**DATA FOR THE TASK:**
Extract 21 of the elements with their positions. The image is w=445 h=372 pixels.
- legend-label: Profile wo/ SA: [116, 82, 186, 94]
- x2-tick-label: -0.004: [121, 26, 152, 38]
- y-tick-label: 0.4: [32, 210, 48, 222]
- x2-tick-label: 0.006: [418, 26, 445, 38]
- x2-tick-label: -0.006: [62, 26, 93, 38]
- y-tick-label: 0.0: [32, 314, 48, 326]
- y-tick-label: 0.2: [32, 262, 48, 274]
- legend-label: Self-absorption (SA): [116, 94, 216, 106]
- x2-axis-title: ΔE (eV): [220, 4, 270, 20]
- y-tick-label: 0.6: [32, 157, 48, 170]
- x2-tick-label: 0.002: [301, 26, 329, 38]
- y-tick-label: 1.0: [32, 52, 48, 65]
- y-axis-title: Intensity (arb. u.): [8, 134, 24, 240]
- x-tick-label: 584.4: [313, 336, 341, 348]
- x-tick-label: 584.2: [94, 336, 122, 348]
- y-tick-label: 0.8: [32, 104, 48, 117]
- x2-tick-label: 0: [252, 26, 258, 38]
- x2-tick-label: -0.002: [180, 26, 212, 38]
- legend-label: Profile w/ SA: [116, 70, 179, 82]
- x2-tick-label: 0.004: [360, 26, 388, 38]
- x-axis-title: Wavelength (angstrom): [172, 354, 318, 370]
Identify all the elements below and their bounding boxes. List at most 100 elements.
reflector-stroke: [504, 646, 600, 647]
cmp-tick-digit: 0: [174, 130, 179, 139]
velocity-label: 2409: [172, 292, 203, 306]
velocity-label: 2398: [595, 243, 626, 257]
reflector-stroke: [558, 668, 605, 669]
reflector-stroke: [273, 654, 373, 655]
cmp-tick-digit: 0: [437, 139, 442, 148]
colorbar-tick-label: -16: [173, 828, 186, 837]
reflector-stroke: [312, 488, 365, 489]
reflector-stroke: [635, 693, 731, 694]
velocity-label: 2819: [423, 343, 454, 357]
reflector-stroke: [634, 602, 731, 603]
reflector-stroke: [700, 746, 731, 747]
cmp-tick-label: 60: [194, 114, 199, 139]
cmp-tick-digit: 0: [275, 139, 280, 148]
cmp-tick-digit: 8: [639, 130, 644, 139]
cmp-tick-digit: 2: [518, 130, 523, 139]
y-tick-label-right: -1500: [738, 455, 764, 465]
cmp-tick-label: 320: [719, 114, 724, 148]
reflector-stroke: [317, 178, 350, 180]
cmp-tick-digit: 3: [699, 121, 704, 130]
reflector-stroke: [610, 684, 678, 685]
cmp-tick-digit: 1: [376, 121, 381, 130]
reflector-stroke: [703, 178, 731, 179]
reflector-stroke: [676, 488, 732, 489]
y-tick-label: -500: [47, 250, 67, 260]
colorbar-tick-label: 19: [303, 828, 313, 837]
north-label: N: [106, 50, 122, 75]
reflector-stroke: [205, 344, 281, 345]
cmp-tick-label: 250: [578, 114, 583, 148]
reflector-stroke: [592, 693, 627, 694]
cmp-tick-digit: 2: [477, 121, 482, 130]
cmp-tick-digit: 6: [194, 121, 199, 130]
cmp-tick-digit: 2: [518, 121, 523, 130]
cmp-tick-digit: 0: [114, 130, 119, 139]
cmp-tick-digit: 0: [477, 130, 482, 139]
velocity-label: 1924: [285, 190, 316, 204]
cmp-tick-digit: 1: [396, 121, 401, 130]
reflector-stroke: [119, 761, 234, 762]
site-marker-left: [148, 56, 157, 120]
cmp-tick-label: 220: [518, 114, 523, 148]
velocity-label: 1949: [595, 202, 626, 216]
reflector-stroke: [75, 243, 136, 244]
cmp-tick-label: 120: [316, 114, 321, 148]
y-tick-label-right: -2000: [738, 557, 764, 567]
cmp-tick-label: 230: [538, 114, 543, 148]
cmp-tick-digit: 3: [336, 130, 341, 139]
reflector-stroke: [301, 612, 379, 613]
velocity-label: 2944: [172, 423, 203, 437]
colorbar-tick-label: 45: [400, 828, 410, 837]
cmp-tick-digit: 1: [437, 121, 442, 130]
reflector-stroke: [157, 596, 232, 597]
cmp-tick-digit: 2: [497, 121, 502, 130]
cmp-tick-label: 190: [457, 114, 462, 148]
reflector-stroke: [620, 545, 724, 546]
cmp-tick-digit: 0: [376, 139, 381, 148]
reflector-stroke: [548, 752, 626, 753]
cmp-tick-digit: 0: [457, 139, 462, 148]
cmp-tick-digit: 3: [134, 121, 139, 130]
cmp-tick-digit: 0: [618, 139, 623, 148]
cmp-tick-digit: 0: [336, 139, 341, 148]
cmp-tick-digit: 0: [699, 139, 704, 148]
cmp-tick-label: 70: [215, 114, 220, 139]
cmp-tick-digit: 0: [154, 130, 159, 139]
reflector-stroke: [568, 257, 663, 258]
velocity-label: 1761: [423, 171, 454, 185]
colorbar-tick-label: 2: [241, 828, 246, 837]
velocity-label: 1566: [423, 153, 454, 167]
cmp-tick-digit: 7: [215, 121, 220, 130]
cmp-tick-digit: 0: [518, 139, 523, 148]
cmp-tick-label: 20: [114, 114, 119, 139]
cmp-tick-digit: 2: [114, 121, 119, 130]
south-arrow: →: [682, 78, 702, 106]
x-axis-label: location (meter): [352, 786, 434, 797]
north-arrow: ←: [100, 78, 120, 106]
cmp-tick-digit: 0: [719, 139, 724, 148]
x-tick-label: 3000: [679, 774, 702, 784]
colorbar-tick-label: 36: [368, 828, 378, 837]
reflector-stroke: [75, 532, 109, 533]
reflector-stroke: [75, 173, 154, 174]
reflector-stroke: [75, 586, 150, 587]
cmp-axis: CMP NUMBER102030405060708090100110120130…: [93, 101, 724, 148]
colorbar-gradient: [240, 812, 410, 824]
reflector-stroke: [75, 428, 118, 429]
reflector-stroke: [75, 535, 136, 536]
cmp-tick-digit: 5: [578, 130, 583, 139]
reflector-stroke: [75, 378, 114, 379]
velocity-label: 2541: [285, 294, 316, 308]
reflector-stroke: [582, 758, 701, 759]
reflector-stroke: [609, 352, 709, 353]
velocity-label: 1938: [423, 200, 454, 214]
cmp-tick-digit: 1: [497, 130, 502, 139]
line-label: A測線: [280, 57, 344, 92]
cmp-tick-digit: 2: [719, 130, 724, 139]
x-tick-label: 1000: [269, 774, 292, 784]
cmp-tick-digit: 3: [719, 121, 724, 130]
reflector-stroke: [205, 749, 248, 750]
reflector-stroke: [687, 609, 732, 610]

**TO BE DONE:** Rewrite the data from its first line through the line containing "cmp-tick-digit: 3: [699, 121, 704, 130]" as a Markdown table with two columns, Row and Data line, giving each line its own numbered row and leaving out blank lines.

**ANSWER TO THE EXERCISE:**
| Row | Data line |
|---|---|
| 1 | Extract 21 of the elements with their positions. The image is w=445 h=372 pixels. |
| 2 | - legend-label: Profile wo/ SA: [116, 82, 186, 94] |
| 3 | - x2-tick-label: -0.004: [121, 26, 152, 38] |
| 4 | - y-tick-label: 0.4: [32, 210, 48, 222] |
| 5 | - x2-tick-label: 0.006: [418, 26, 445, 38] |
| 6 | - x2-tick-label: -0.006: [62, 26, 93, 38] |
| 7 | - y-tick-label: 0.0: [32, 314, 48, 326] |
| 8 | - y-tick-label: 0.2: [32, 262, 48, 274] |
| 9 | - legend-label: Self-absorption (SA): [116, 94, 216, 106] |
| 10 | - x2-axis-title: ΔE (eV): [220, 4, 270, 20] |
| 11 | - y-tick-label: 0.6: [32, 157, 48, 170] |
| 12 | - x2-tick-label: 0.002: [301, 26, 329, 38] |
| 13 | - y-tick-label: 1.0: [32, 52, 48, 65] |
| 14 | - y-axis-title: Intensity (arb. u.): [8, 134, 24, 240] |
| 15 | - x-tick-label: 584.4: [313, 336, 341, 348] |
| 16 | - x-tick-label: 584.2: [94, 336, 122, 348] |
| 17 | - y-tick-label: 0.8: [32, 104, 48, 117] |
| 18 | - x2-tick-label: 0: [252, 26, 258, 38] |
| 19 | - x2-tick-label: -0.002: [180, 26, 212, 38] |
| 20 | - legend-label: Profile w/ SA: [116, 70, 179, 82] |
| 21 | - x2-tick-label: 0.004: [360, 26, 388, 38] |
| 22 | - x-axis-title: Wavelength (angstrom): [172, 354, 318, 370] |
| 23 | Identify all the elements below and their bounding boxes. List at most 100 elements. |
| 24 | reflector-stroke: [504, 646, 600, 647] |
| 25 | cmp-tick-digit: 0: [174, 130, 179, 139] |
| 26 | velocity-label: 2409: [172, 292, 203, 306] |
| 27 | velocity-label: 2398: [595, 243, 626, 257] |
| 28 | reflector-stroke: [558, 668, 605, 669] |
| 29 | reflector-stroke: [273, 654, 373, 655] |
| 30 | cmp-tick-digit: 0: [437, 139, 442, 148] |
| 31 | colorbar-tick-label: -16: [173, 828, 186, 837] |
| 32 | reflector-stroke: [312, 488, 365, 489] |
| 33 | reflector-stroke: [635, 693, 731, 694] |
| 34 | velocity-label: 2819: [423, 343, 454, 357] |
| 35 | reflector-stroke: [634, 602, 731, 603] |
| 36 | reflector-stroke: [700, 746, 731, 747] |
| 37 | cmp-tick-label: 60: [194, 114, 199, 139] |
| 38 | cmp-tick-digit: 0: [275, 139, 280, 148] |
| 39 | cmp-tick-digit: 8: [639, 130, 644, 139] |
| 40 | cmp-tick-digit: 2: [518, 130, 523, 139] |
| 41 | y-tick-label-right: -1500: [738, 455, 764, 465] |
| 42 | cmp-tick-label: 320: [719, 114, 724, 148] |
| 43 | reflector-stroke: [317, 178, 350, 180] |
| 44 | cmp-tick-digit: 3: [699, 121, 704, 130] |